Data records:
——————————

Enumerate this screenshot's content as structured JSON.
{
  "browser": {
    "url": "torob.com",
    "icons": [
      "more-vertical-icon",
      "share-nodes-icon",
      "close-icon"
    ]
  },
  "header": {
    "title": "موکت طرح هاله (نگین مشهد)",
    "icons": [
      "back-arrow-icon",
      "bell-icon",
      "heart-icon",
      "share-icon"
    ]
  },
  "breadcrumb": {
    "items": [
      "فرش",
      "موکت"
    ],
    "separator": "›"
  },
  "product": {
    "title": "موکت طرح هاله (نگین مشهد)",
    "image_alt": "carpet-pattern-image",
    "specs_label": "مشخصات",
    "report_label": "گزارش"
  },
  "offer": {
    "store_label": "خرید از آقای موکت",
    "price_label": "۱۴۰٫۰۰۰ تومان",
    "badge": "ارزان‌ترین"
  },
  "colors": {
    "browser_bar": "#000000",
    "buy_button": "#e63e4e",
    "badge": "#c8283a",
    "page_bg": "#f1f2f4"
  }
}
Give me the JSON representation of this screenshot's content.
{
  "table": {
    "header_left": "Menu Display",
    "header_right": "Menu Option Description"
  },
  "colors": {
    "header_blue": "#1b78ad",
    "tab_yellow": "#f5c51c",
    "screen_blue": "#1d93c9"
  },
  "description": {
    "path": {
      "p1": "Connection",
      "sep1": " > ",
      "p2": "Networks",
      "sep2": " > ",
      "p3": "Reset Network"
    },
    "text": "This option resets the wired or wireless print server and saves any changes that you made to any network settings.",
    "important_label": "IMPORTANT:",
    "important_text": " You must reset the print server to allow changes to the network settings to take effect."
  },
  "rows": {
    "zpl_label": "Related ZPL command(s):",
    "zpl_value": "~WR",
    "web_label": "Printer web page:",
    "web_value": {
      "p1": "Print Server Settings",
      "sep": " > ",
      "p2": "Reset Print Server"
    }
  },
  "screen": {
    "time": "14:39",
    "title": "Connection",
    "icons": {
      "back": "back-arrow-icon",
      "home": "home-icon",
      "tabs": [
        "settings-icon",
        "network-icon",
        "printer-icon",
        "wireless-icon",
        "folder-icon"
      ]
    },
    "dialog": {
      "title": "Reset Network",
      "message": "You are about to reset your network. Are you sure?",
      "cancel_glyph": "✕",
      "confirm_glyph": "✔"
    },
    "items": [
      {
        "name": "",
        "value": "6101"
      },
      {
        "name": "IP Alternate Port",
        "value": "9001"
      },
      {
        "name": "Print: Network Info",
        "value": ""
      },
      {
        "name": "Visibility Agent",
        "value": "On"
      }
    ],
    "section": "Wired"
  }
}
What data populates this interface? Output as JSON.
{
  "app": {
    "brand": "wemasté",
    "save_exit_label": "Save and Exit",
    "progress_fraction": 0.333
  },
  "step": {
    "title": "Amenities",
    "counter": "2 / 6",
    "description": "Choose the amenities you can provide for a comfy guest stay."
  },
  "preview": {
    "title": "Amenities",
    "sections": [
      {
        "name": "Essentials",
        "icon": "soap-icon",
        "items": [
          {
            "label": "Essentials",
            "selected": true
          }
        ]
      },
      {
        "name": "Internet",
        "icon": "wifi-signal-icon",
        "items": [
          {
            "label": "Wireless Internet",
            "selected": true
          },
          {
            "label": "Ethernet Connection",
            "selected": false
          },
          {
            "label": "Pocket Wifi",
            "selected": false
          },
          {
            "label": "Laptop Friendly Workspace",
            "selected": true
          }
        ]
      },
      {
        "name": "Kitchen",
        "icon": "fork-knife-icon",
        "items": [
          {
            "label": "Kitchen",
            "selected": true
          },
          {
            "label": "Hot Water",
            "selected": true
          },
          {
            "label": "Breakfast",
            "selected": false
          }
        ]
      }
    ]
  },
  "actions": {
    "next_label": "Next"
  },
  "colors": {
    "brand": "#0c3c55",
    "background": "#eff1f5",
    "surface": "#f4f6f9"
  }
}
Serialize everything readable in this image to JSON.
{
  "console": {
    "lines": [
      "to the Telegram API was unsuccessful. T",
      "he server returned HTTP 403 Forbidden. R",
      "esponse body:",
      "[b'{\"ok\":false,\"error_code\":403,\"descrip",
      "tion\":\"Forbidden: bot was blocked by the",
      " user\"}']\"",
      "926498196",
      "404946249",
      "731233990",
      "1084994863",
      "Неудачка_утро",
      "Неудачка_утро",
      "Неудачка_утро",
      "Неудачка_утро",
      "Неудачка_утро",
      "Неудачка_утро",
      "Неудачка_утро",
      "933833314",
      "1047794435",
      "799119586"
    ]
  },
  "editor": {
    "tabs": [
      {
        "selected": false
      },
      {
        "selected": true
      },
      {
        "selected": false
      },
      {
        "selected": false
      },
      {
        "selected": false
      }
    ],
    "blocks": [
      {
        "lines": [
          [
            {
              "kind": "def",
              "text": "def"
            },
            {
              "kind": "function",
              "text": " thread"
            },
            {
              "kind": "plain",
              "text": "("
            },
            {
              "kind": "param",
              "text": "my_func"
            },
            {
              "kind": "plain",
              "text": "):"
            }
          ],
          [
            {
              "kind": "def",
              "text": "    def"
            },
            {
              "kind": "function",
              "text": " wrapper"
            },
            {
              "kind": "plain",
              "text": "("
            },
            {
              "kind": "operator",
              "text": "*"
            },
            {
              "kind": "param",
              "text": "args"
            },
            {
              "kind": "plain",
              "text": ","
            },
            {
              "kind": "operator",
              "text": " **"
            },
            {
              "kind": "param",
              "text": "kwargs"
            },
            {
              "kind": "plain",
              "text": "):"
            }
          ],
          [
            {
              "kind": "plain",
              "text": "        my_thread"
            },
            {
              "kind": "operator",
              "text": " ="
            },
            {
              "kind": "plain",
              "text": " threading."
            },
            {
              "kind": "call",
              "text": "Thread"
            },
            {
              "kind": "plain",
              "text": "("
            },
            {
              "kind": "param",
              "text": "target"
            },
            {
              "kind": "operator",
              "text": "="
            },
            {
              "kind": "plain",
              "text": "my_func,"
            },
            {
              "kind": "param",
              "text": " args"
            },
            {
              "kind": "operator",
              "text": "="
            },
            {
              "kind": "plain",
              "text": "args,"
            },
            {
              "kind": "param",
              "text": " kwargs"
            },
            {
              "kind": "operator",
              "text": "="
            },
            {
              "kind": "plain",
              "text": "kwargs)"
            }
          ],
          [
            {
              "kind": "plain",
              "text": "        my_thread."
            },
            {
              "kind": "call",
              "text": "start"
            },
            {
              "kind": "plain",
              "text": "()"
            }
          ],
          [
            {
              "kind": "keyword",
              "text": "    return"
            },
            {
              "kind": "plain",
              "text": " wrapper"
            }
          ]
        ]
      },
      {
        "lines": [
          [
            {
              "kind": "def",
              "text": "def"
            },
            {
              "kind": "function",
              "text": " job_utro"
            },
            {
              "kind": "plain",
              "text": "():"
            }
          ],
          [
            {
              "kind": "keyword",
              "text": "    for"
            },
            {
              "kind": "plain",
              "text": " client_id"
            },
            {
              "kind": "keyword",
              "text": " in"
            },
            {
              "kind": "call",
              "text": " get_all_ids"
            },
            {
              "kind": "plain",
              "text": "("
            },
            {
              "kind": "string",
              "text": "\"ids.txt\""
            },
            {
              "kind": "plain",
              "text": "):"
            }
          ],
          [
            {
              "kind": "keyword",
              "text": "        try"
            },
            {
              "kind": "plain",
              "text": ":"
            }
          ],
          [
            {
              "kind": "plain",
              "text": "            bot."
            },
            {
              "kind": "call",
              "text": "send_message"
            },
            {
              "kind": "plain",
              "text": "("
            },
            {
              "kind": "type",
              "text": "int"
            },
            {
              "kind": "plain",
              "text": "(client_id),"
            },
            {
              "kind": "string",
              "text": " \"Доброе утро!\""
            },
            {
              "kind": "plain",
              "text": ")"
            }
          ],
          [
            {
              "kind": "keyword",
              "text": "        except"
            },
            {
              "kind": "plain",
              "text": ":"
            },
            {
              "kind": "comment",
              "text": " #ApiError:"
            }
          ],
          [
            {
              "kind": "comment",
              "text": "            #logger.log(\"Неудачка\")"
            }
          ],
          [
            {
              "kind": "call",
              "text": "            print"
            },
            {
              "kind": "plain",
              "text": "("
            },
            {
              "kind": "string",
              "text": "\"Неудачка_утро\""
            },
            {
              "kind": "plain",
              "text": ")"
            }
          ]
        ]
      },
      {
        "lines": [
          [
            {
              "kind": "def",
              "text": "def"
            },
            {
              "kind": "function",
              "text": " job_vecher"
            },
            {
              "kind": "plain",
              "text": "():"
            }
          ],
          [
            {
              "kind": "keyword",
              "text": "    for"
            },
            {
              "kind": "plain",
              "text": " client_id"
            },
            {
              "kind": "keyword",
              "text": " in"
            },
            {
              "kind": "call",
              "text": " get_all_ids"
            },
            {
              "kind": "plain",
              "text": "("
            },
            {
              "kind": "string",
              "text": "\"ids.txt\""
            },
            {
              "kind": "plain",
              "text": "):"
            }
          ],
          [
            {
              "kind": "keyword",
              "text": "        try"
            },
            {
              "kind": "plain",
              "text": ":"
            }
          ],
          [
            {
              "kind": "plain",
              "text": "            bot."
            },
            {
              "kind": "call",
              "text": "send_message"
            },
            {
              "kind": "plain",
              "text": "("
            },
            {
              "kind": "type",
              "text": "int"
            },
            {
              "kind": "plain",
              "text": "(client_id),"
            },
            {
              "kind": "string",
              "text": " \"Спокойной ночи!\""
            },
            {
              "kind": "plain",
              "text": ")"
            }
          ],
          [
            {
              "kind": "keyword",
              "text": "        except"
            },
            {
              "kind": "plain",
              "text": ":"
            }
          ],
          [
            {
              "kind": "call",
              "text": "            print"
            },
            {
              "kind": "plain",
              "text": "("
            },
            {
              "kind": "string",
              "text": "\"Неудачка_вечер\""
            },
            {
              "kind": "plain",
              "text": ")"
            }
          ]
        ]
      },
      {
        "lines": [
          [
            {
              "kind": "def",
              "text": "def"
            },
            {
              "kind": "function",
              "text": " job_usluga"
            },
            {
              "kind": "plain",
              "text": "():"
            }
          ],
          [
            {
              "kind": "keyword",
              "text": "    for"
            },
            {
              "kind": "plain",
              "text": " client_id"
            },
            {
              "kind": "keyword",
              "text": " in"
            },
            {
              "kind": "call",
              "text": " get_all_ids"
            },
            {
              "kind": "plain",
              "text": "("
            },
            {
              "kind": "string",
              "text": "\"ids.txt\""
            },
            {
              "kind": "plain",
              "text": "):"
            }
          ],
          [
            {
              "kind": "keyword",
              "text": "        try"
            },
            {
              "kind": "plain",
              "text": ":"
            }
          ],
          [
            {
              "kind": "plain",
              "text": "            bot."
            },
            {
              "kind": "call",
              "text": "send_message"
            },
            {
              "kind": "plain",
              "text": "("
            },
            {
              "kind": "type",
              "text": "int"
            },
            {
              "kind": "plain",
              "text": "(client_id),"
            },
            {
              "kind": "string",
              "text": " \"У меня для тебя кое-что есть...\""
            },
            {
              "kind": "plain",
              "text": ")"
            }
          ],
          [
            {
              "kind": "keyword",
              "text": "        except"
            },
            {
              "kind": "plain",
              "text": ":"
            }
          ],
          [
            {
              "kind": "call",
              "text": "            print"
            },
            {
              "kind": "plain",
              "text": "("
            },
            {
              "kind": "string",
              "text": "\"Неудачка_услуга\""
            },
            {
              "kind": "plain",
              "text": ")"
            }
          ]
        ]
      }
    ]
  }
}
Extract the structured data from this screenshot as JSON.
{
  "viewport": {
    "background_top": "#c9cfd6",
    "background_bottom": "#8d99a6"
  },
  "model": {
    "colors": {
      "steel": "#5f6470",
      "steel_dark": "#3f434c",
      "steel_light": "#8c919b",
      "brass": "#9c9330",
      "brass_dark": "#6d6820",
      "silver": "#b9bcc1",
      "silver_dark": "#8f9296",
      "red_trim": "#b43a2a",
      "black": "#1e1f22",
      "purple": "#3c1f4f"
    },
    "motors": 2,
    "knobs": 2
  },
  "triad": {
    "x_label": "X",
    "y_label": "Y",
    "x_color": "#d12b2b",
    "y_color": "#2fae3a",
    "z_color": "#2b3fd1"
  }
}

——————————

Aim:
State the count of lines holding the string "image" in the listing above, and nothing else.

Task response:
2